_Task prompt_
Type out all the records word for word. Any pictures are to be left out.

Collected data entries:
====

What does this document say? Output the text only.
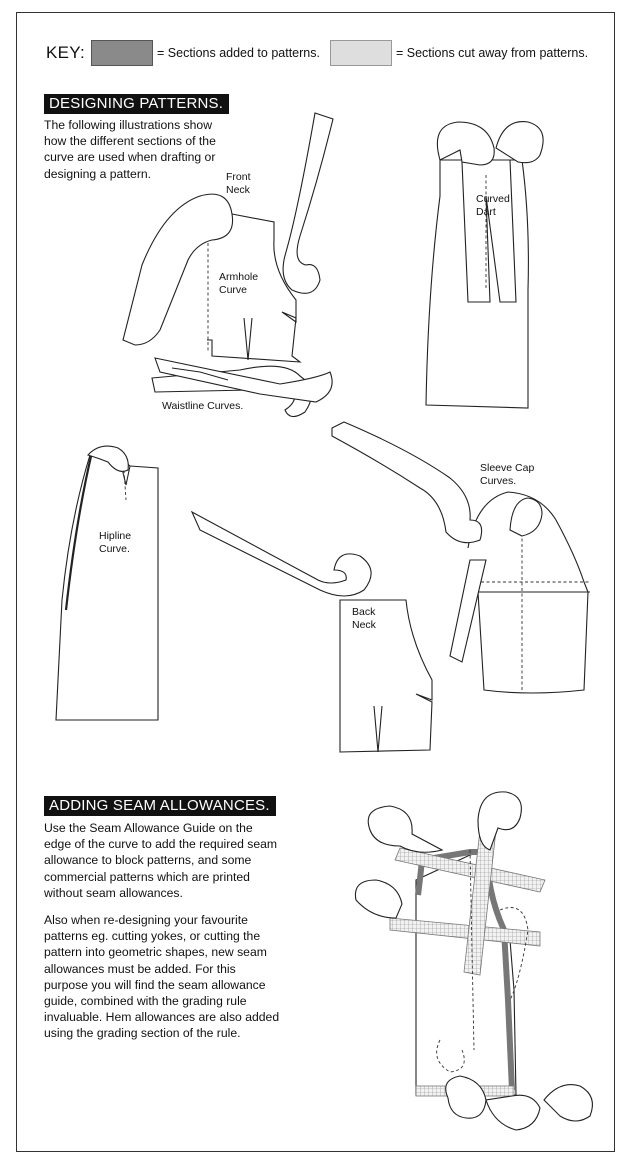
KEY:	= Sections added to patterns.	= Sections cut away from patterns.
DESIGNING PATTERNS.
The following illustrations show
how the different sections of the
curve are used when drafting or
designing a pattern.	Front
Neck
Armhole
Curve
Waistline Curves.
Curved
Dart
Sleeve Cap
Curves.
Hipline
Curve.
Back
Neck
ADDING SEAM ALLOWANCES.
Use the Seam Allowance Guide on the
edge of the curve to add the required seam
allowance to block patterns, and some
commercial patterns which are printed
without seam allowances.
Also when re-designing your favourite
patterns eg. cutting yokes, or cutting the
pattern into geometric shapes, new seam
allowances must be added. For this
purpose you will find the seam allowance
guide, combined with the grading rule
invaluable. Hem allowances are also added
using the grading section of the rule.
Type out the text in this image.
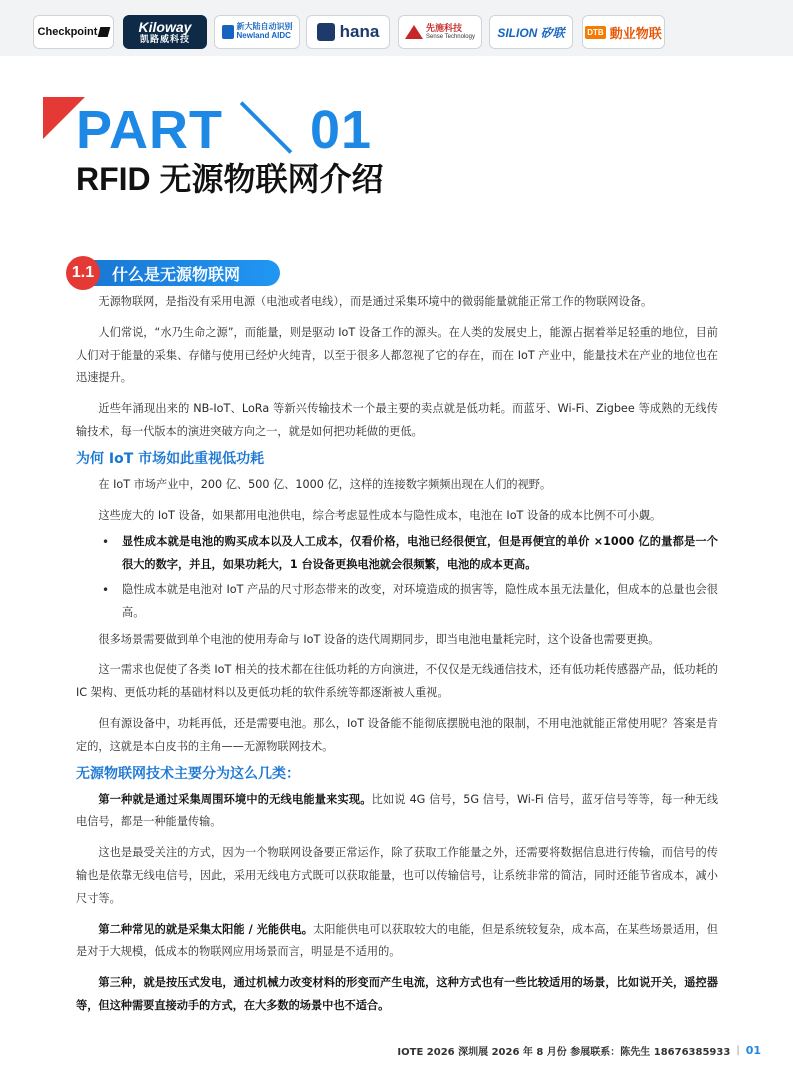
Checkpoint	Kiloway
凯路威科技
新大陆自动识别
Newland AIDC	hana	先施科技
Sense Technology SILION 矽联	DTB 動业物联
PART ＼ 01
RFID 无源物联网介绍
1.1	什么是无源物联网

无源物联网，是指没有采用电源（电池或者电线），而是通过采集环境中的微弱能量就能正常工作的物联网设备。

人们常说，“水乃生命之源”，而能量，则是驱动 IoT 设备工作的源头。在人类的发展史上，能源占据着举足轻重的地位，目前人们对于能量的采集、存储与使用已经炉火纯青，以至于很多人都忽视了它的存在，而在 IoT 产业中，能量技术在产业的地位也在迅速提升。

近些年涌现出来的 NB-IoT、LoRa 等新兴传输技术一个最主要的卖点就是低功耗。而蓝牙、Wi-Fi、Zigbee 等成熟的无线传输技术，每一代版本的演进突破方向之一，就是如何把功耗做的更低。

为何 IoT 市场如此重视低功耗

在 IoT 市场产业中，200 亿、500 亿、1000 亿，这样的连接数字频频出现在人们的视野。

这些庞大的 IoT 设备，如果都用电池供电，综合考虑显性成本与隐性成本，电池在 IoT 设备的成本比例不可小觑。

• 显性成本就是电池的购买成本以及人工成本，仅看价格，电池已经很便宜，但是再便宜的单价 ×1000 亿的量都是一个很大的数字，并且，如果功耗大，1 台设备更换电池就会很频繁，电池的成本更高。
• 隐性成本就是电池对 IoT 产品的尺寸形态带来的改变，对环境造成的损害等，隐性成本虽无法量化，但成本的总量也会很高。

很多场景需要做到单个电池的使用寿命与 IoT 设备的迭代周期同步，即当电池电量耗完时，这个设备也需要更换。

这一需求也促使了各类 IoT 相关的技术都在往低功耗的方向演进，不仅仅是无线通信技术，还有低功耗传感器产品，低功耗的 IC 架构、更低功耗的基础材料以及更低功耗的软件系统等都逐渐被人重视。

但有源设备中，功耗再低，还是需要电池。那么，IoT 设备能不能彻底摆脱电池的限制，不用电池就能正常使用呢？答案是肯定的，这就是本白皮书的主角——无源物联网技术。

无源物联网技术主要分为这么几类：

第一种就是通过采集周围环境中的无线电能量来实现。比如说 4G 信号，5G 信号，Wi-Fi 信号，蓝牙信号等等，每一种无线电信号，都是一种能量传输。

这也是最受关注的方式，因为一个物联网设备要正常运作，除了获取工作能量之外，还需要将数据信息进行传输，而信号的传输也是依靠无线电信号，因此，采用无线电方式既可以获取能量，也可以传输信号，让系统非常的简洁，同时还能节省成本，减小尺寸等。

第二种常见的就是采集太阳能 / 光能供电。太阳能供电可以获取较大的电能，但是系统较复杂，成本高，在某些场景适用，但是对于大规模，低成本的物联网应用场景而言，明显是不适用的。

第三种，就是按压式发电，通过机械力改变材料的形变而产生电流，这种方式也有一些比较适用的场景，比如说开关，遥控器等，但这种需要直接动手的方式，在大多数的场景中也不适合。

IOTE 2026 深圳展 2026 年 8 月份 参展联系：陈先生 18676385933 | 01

====

_Written reply_
What does this document say? Output the text only.
KEY:	= Sections added to patterns.	= Sections cut away from patterns.
DESIGNING PATTERNS.
The following illustrations show
how the different sections of the
curve are used when drafting or
designing a pattern.	Front
Neck
Armhole
Curve
Waistline Curves.
Curved
Dart
Sleeve Cap
Curves.
Hipline
Curve.
Back
Neck
ADDING SEAM ALLOWANCES.
Use the Seam Allowance Guide on the
edge of the curve to add the required seam
allowance to block patterns, and some
commercial patterns which are printed
without seam allowances.
Also when re-designing your favourite
patterns eg. cutting yokes, or cutting the
pattern into geometric shapes, new seam
allowances must be added. For this
purpose you will find the seam allowance
guide, combined with the grading rule
invaluable. Hem allowances are also added
using the grading section of the rule.
Type out the text in this image.
Checkpoint	Kiloway
凯路威科技
新大陆自动识别
Newland AIDC	hana	先施科技
Sense Technology SILION 矽联	DTB 動业物联
PART ＼ 01
RFID 无源物联网介绍
1.1	什么是无源物联网

无源物联网，是指没有采用电源（电池或者电线），而是通过采集环境中的微弱能量就能正常工作的物联网设备。

人们常说，“水乃生命之源”，而能量，则是驱动 IoT 设备工作的源头。在人类的发展史上，能源占据着举足轻重的地位，目前人们对于能量的采集、存储与使用已经炉火纯青，以至于很多人都忽视了它的存在，而在 IoT 产业中，能量技术在产业的地位也在迅速提升。

近些年涌现出来的 NB-IoT、LoRa 等新兴传输技术一个最主要的卖点就是低功耗。而蓝牙、Wi-Fi、Zigbee 等成熟的无线传输技术，每一代版本的演进突破方向之一，就是如何把功耗做的更低。

为何 IoT 市场如此重视低功耗

在 IoT 市场产业中，200 亿、500 亿、1000 亿，这样的连接数字频频出现在人们的视野。

这些庞大的 IoT 设备，如果都用电池供电，综合考虑显性成本与隐性成本，电池在 IoT 设备的成本比例不可小觑。

• 显性成本就是电池的购买成本以及人工成本，仅看价格，电池已经很便宜，但是再便宜的单价 ×1000 亿的量都是一个很大的数字，并且，如果功耗大，1 台设备更换电池就会很频繁，电池的成本更高。
• 隐性成本就是电池对 IoT 产品的尺寸形态带来的改变，对环境造成的损害等，隐性成本虽无法量化，但成本的总量也会很高。

很多场景需要做到单个电池的使用寿命与 IoT 设备的迭代周期同步，即当电池电量耗完时，这个设备也需要更换。

这一需求也促使了各类 IoT 相关的技术都在往低功耗的方向演进，不仅仅是无线通信技术，还有低功耗传感器产品，低功耗的 IC 架构、更低功耗的基础材料以及更低功耗的软件系统等都逐渐被人重视。

但有源设备中，功耗再低，还是需要电池。那么，IoT 设备能不能彻底摆脱电池的限制，不用电池就能正常使用呢？答案是肯定的，这就是本白皮书的主角——无源物联网技术。

无源物联网技术主要分为这么几类：

第一种就是通过采集周围环境中的无线电能量来实现。比如说 4G 信号，5G 信号，Wi-Fi 信号，蓝牙信号等等，每一种无线电信号，都是一种能量传输。

这也是最受关注的方式，因为一个物联网设备要正常运作，除了获取工作能量之外，还需要将数据信息进行传输，而信号的传输也是依靠无线电信号，因此，采用无线电方式既可以获取能量，也可以传输信号，让系统非常的简洁，同时还能节省成本，减小尺寸等。

第二种常见的就是采集太阳能 / 光能供电。太阳能供电可以获取较大的电能，但是系统较复杂，成本高，在某些场景适用，但是对于大规模，低成本的物联网应用场景而言，明显是不适用的。

第三种，就是按压式发电，通过机械力改变材料的形变而产生电流，这种方式也有一些比较适用的场景，比如说开关，遥控器等，但这种需要直接动手的方式，在大多数的场景中也不适合。

IOTE 2026 深圳展 2026 年 8 月份 参展联系：陈先生 18676385933 | 01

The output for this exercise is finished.